- _Exercise details_:
Copy out every line exactly as given.

- _Records from a dataset_:
+++
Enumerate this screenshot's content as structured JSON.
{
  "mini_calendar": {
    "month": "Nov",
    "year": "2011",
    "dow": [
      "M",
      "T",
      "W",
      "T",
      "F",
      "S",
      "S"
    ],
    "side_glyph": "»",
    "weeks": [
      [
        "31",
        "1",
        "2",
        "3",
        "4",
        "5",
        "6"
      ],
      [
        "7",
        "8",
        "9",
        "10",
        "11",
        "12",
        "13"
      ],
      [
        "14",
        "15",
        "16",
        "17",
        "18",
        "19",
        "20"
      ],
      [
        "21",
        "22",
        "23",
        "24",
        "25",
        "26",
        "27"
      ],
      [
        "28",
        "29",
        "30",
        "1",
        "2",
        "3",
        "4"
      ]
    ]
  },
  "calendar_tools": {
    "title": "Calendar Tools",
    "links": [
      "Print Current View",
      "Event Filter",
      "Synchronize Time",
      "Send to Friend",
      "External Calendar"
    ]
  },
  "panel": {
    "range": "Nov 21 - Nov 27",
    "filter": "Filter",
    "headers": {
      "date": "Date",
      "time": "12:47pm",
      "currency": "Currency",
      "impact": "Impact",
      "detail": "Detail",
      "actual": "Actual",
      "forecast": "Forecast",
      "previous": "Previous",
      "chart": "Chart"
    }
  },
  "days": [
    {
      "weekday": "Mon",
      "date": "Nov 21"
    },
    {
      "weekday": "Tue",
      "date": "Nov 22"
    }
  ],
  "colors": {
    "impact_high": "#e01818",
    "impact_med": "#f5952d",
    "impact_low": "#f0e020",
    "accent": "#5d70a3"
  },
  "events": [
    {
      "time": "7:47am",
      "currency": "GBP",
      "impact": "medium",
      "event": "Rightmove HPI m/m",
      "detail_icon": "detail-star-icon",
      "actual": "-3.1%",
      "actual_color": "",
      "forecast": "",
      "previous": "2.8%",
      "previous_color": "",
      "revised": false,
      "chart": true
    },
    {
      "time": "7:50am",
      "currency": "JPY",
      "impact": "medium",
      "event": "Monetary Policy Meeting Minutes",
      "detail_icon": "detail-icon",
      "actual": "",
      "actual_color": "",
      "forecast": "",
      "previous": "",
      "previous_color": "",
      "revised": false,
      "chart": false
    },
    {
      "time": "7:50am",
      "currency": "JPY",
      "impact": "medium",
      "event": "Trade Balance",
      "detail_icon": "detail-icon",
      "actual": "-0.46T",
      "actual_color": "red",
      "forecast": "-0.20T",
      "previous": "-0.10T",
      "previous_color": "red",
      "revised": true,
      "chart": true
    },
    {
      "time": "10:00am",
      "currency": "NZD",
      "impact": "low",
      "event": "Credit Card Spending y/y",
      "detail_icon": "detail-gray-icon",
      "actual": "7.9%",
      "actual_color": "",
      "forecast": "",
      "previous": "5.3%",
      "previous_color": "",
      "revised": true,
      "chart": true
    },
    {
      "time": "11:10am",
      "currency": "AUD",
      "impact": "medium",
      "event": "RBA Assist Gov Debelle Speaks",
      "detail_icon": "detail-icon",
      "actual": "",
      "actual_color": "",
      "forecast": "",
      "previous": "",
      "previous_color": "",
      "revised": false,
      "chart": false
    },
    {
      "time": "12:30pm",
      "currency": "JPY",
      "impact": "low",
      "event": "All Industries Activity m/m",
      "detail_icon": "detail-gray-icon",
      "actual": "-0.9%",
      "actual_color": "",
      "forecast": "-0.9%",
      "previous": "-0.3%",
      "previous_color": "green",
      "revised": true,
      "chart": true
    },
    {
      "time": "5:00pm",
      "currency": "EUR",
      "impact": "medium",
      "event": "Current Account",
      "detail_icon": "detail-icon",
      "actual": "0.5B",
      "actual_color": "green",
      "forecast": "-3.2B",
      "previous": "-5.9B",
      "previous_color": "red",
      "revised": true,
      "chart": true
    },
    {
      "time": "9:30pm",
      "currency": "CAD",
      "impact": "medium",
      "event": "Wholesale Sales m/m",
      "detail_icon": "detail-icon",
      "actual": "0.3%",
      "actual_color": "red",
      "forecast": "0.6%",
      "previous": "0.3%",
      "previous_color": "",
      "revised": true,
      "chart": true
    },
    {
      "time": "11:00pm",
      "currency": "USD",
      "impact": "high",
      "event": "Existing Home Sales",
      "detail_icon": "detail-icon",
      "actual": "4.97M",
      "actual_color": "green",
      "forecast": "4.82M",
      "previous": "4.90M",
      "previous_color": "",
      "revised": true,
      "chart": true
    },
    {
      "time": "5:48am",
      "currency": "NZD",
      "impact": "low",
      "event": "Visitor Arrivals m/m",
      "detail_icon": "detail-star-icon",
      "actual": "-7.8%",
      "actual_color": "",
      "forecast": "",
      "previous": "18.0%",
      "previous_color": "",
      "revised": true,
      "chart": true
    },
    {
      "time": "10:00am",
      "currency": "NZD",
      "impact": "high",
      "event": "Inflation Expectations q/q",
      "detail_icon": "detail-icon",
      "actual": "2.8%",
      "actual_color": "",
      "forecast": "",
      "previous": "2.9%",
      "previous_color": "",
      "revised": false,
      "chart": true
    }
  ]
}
+++
- _Exercise output_:
Enumerate this screenshot's content as structured JSON.
{
  "mini_calendar": {
    "month": "Nov",
    "year": "2011",
    "dow": [
      "M",
      "T",
      "W",
      "T",
      "F",
      "S",
      "S"
    ],
    "side_glyph": "»",
    "weeks": [
      [
        "31",
        "1",
        "2",
        "3",
        "4",
        "5",
        "6"
      ],
      [
        "7",
        "8",
        "9",
        "10",
        "11",
        "12",
        "13"
      ],
      [
        "14",
        "15",
        "16",
        "17",
        "18",
        "19",
        "20"
      ],
      [
        "21",
        "22",
        "23",
        "24",
        "25",
        "26",
        "27"
      ],
      [
        "28",
        "29",
        "30",
        "1",
        "2",
        "3",
        "4"
      ]
    ]
  },
  "calendar_tools": {
    "title": "Calendar Tools",
    "links": [
      "Print Current View",
      "Event Filter",
      "Synchronize Time",
      "Send to Friend",
      "External Calendar"
    ]
  },
  "panel": {
    "range": "Nov 21 - Nov 27",
    "filter": "Filter",
    "headers": {
      "date": "Date",
      "time": "12:47pm",
      "currency": "Currency",
      "impact": "Impact",
      "detail": "Detail",
      "actual": "Actual",
      "forecast": "Forecast",
      "previous": "Previous",
      "chart": "Chart"
    }
  },
  "days": [
    {
      "weekday": "Mon",
      "date": "Nov 21"
    },
    {
      "weekday": "Tue",
      "date": "Nov 22"
    }
  ],
  "colors": {
    "impact_high": "#e01818",
    "impact_med": "#f5952d",
    "impact_low": "#f0e020",
    "accent": "#5d70a3"
  },
  "events": [
    {
      "time": "7:47am",
      "currency": "GBP",
      "impact": "medium",
      "event": "Rightmove HPI m/m",
      "detail_icon": "detail-star-icon",
      "actual": "-3.1%",
      "actual_color": "",
      "forecast": "",
      "previous": "2.8%",
      "previous_color": "",
      "revised": false,
      "chart": true
    },
    {
      "time": "7:50am",
      "currency": "JPY",
      "impact": "medium",
      "event": "Monetary Policy Meeting Minutes",
      "detail_icon": "detail-icon",
      "actual": "",
      "actual_color": "",
      "forecast": "",
      "previous": "",
      "previous_color": "",
      "revised": false,
      "chart": false
    },
    {
      "time": "7:50am",
      "currency": "JPY",
      "impact": "medium",
      "event": "Trade Balance",
      "detail_icon": "detail-icon",
      "actual": "-0.46T",
      "actual_color": "red",
      "forecast": "-0.20T",
      "previous": "-0.10T",
      "previous_color": "red",
      "revised": true,
      "chart": true
    },
    {
      "time": "10:00am",
      "currency": "NZD",
      "impact": "low",
      "event": "Credit Card Spending y/y",
      "detail_icon": "detail-gray-icon",
      "actual": "7.9%",
      "actual_color": "",
      "forecast": "",
      "previous": "5.3%",
      "previous_color": "",
      "revised": true,
      "chart": true
    },
    {
      "time": "11:10am",
      "currency": "AUD",
      "impact": "medium",
      "event": "RBA Assist Gov Debelle Speaks",
      "detail_icon": "detail-icon",
      "actual": "",
      "actual_color": "",
      "forecast": "",
      "previous": "",
      "previous_color": "",
      "revised": false,
      "chart": false
    },
    {
      "time": "12:30pm",
      "currency": "JPY",
      "impact": "low",
      "event": "All Industries Activity m/m",
      "detail_icon": "detail-gray-icon",
      "actual": "-0.9%",
      "actual_color": "",
      "forecast": "-0.9%",
      "previous": "-0.3%",
      "previous_color": "green",
      "revised": true,
      "chart": true
    },
    {
      "time": "5:00pm",
      "currency": "EUR",
      "impact": "medium",
      "event": "Current Account",
      "detail_icon": "detail-icon",
      "actual": "0.5B",
      "actual_color": "green",
      "forecast": "-3.2B",
      "previous": "-5.9B",
      "previous_color": "red",
      "revised": true,
      "chart": true
    },
    {
      "time": "9:30pm",
      "currency": "CAD",
      "impact": "medium",
      "event": "Wholesale Sales m/m",
      "detail_icon": "detail-icon",
      "actual": "0.3%",
      "actual_color": "red",
      "forecast": "0.6%",
      "previous": "0.3%",
      "previous_color": "",
      "revised": true,
      "chart": true
    },
    {
      "time": "11:00pm",
      "currency": "USD",
      "impact": "high",
      "event": "Existing Home Sales",
      "detail_icon": "detail-icon",
      "actual": "4.97M",
      "actual_color": "green",
      "forecast": "4.82M",
      "previous": "4.90M",
      "previous_color": "",
      "revised": true,
      "chart": true
    },
    {
      "time": "5:48am",
      "currency": "NZD",
      "impact": "low",
      "event": "Visitor Arrivals m/m",
      "detail_icon": "detail-star-icon",
      "actual": "-7.8%",
      "actual_color": "",
      "forecast": "",
      "previous": "18.0%",
      "previous_color": "",
      "revised": true,
      "chart": true
    },
    {
      "time": "10:00am",
      "currency": "NZD",
      "impact": "high",
      "event": "Inflation Expectations q/q",
      "detail_icon": "detail-icon",
      "actual": "2.8%",
      "actual_color": "",
      "forecast": "",
      "previous": "2.9%",
      "previous_color": "",
      "revised": false,
      "chart": true
    }
  ]
}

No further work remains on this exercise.